__OBJECTIVE__:
Each record below is to be reproduced without any change.

__INPUT__:

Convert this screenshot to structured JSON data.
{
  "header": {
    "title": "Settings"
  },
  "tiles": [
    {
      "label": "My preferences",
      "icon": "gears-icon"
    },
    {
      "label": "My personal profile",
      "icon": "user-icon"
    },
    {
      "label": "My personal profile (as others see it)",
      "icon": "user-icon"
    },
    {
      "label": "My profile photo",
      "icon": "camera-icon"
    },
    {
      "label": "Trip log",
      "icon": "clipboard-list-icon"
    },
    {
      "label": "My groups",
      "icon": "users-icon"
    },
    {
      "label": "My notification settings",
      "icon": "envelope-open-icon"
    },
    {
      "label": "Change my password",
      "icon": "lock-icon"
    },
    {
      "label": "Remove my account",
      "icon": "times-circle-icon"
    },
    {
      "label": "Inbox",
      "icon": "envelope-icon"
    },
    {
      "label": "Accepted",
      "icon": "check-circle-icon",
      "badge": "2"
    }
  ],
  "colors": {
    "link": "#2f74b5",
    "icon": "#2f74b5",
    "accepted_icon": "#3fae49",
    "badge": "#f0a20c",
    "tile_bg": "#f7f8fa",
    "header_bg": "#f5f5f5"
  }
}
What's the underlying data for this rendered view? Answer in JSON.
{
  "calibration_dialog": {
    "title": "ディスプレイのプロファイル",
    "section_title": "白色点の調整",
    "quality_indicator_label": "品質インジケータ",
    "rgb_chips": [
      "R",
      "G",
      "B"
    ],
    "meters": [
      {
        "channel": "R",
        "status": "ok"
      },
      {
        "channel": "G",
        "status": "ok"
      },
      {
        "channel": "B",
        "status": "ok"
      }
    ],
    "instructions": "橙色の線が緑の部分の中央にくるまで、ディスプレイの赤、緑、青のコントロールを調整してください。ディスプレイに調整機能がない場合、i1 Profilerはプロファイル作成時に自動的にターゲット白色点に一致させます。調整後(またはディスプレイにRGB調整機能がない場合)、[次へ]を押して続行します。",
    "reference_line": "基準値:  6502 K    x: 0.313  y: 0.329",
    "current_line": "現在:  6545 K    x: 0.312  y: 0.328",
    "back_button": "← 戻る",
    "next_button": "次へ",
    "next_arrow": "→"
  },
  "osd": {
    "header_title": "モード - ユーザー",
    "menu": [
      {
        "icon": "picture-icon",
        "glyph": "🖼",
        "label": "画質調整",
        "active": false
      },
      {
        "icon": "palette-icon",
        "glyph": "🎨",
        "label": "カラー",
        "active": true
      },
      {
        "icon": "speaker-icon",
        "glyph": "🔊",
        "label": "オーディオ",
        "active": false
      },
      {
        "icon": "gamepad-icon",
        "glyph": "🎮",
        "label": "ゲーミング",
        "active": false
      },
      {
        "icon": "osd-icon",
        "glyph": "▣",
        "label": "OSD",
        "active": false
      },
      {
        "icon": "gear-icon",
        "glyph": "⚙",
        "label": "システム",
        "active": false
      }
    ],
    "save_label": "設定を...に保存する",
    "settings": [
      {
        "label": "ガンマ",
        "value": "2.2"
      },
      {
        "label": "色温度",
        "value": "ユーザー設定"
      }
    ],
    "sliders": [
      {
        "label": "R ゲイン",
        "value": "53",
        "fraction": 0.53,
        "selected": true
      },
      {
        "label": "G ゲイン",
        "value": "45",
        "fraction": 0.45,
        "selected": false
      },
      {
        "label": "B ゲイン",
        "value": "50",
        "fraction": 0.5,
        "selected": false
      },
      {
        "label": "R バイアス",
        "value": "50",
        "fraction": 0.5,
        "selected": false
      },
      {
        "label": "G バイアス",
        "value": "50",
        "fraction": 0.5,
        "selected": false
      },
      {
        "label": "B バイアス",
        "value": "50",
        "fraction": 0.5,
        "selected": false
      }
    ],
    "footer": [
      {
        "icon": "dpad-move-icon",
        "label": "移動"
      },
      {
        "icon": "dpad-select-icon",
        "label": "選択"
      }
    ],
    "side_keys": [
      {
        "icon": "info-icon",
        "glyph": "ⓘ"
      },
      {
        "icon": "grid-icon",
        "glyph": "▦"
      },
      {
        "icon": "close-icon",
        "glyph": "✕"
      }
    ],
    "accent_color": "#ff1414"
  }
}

__SOLUTION TO THE PROBLEM__:
Convert this screenshot to structured JSON data.
{
  "header": {
    "title": "Settings"
  },
  "tiles": [
    {
      "label": "My preferences",
      "icon": "gears-icon"
    },
    {
      "label": "My personal profile",
      "icon": "user-icon"
    },
    {
      "label": "My personal profile (as others see it)",
      "icon": "user-icon"
    },
    {
      "label": "My profile photo",
      "icon": "camera-icon"
    },
    {
      "label": "Trip log",
      "icon": "clipboard-list-icon"
    },
    {
      "label": "My groups",
      "icon": "users-icon"
    },
    {
      "label": "My notification settings",
      "icon": "envelope-open-icon"
    },
    {
      "label": "Change my password",
      "icon": "lock-icon"
    },
    {
      "label": "Remove my account",
      "icon": "times-circle-icon"
    },
    {
      "label": "Inbox",
      "icon": "envelope-icon"
    },
    {
      "label": "Accepted",
      "icon": "check-circle-icon",
      "badge": "2"
    }
  ],
  "colors": {
    "link": "#2f74b5",
    "icon": "#2f74b5",
    "accepted_icon": "#3fae49",
    "badge": "#f0a20c",
    "tile_bg": "#f7f8fa",
    "header_bg": "#f5f5f5"
  }
}
What's the underlying data for this rendered view? Answer in JSON.
{
  "calibration_dialog": {
    "title": "ディスプレイのプロファイル",
    "section_title": "白色点の調整",
    "quality_indicator_label": "品質インジケータ",
    "rgb_chips": [
      "R",
      "G",
      "B"
    ],
    "meters": [
      {
        "channel": "R",
        "status": "ok"
      },
      {
        "channel": "G",
        "status": "ok"
      },
      {
        "channel": "B",
        "status": "ok"
      }
    ],
    "instructions": "橙色の線が緑の部分の中央にくるまで、ディスプレイの赤、緑、青のコントロールを調整してください。ディスプレイに調整機能がない場合、i1 Profilerはプロファイル作成時に自動的にターゲット白色点に一致させます。調整後(またはディスプレイにRGB調整機能がない場合)、[次へ]を押して続行します。",
    "reference_line": "基準値:  6502 K    x: 0.313  y: 0.329",
    "current_line": "現在:  6545 K    x: 0.312  y: 0.328",
    "back_button": "← 戻る",
    "next_button": "次へ",
    "next_arrow": "→"
  },
  "osd": {
    "header_title": "モード - ユーザー",
    "menu": [
      {
        "icon": "picture-icon",
        "glyph": "🖼",
        "label": "画質調整",
        "active": false
      },
      {
        "icon": "palette-icon",
        "glyph": "🎨",
        "label": "カラー",
        "active": true
      },
      {
        "icon": "speaker-icon",
        "glyph": "🔊",
        "label": "オーディオ",
        "active": false
      },
      {
        "icon": "gamepad-icon",
        "glyph": "🎮",
        "label": "ゲーミング",
        "active": false
      },
      {
        "icon": "osd-icon",
        "glyph": "▣",
        "label": "OSD",
        "active": false
      },
      {
        "icon": "gear-icon",
        "glyph": "⚙",
        "label": "システム",
        "active": false
      }
    ],
    "save_label": "設定を...に保存する",
    "settings": [
      {
        "label": "ガンマ",
        "value": "2.2"
      },
      {
        "label": "色温度",
        "value": "ユーザー設定"
      }
    ],
    "sliders": [
      {
        "label": "R ゲイン",
        "value": "53",
        "fraction": 0.53,
        "selected": true
      },
      {
        "label": "G ゲイン",
        "value": "45",
        "fraction": 0.45,
        "selected": false
      },
      {
        "label": "B ゲイン",
        "value": "50",
        "fraction": 0.5,
        "selected": false
      },
      {
        "label": "R バイアス",
        "value": "50",
        "fraction": 0.5,
        "selected": false
      },
      {
        "label": "G バイアス",
        "value": "50",
        "fraction": 0.5,
        "selected": false
      },
      {
        "label": "B バイアス",
        "value": "50",
        "fraction": 0.5,
        "selected": false
      }
    ],
    "footer": [
      {
        "icon": "dpad-move-icon",
        "label": "移動"
      },
      {
        "icon": "dpad-select-icon",
        "label": "選択"
      }
    ],
    "side_keys": [
      {
        "icon": "info-icon",
        "glyph": "ⓘ"
      },
      {
        "icon": "grid-icon",
        "glyph": "▦"
      },
      {
        "icon": "close-icon",
        "glyph": "✕"
      }
    ],
    "accent_color": "#ff1414"
  }
}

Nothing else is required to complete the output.